### Exercise aim
Could you restate word for word the part of the write-up below on parsing Flash shared object files, from "I opened up" up to and including "the record count!"?

The first thing I did was to search around to see if anyone else had solved the same problem. However, while there are plenty of parsers for "Flash shared objects", not the least of which is in Flash itself, it seemed that, unless I was doing it wrong, that format is different from the one used by servers, so I couldn't use any of the ones I found. So I was left with a folder full of binary files and a task to accomplish. Sounds like a job for programming!

Fortunately, I knew the shape of the data inside the files: they were essentially arrays of maps. I could see the keys and some of the values in there, so the files were binary but not compressed, which gave me hope. However, since the data was variable-length, I couldn't just find the record delimiter and use offsets - I had to go through and find the various byte-value delimiters for each aspect and write a proper parser.

I opened up a couple of the files in vi sessions to compare them and, using the handy ga command, checked the byte values of the non-ASCII characters. I found that the file always starts with 0 then 3, and there appeared to be a "general" delimiter of 0, 0, 0 to break up header sections of the file and each record. Then I saw a number that was different between each file - ah-hah, the record count!

After another delimiter, I found a number followed by the name of the file (for some reason). It turned out that the number corresponded to the length of the file name, indicating that the format uses Pascal-style length-prefixed Strings. Good to know! After the name came a second instance of the record count for some reason, leaving the rest of the file to the actual records.

Conceptually, the records are easy: there should be about $record_count instances of some sort of record delimiter with the data packed in there in, essentially, key-value pairs. That's ALMOST how it is, but it got a bit weird: all records were ended with the same "general" delimiter used in the header, but they ALSO had their own two-byte record delimiter. That is, except when they used a three-byte variant for some reason. And there are a couple unknown values in there - they were different in each record and I'm sure they serve some use, but I couldn't figure out what it was. Once I figured out the hairy bits, though, the data was pretty much as I expected: there was a record index (for some reason), then the expected key-value pairs. Most of them were strings, but not all - there was an "urgent" key in some entries that had no corresponding value (though now that I back look at the code, I suspect that it was a boolean value of \1 to indicate "true").

The end result of all this was by far the most C-like Java I've ever written:

FSOParser.java

I felt pretty good after finishing that. High-level object tress are fun and all, but it's good to, from time to time, get your hands dirty with lower-level stuff like reading files as integer arrays.

PS: I don't know why my FSORecord class didn't just extend HashMap. I blame the brain haze from staring at binary files for too long. Conversely, I think I did have a reason to use arrays of int instead of byte - I think it had to do with Java byte being always signed but the data in the file being unsigned.

### Boxed element entries
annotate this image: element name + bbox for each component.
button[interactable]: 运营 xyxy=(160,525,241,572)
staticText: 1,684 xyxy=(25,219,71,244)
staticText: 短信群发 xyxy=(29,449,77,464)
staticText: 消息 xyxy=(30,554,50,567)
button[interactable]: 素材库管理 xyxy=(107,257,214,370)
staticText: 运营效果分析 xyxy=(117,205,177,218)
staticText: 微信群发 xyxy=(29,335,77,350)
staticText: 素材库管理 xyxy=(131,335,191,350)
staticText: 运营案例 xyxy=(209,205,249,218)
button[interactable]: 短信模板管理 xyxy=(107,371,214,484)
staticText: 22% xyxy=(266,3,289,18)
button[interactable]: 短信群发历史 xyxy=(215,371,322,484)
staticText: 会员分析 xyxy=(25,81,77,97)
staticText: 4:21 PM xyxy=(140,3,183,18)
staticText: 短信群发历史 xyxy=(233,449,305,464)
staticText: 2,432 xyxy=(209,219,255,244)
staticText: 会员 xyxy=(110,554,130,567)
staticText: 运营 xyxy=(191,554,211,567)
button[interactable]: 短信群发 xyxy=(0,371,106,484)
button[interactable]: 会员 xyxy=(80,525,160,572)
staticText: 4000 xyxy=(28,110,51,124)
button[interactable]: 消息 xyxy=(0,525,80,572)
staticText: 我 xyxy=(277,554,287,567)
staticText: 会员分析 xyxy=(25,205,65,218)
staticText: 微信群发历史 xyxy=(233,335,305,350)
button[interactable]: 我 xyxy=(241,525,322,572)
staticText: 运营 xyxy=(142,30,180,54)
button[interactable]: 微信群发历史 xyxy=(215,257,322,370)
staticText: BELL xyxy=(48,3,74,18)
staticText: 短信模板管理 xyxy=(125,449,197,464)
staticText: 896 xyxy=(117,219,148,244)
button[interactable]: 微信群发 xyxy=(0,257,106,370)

### Response to the exercise
I opened up a couple of the files in vi sessions to compare them and, using the handy ga command, checked the byte values of the non-ASCII characters. I found that the file always starts with 0 then 3, and there appeared to be a "general" delimiter of 0, 0, 0 to break up header sections of the file and each record. Then I saw a number that was different between each file - ah-hah, the record count!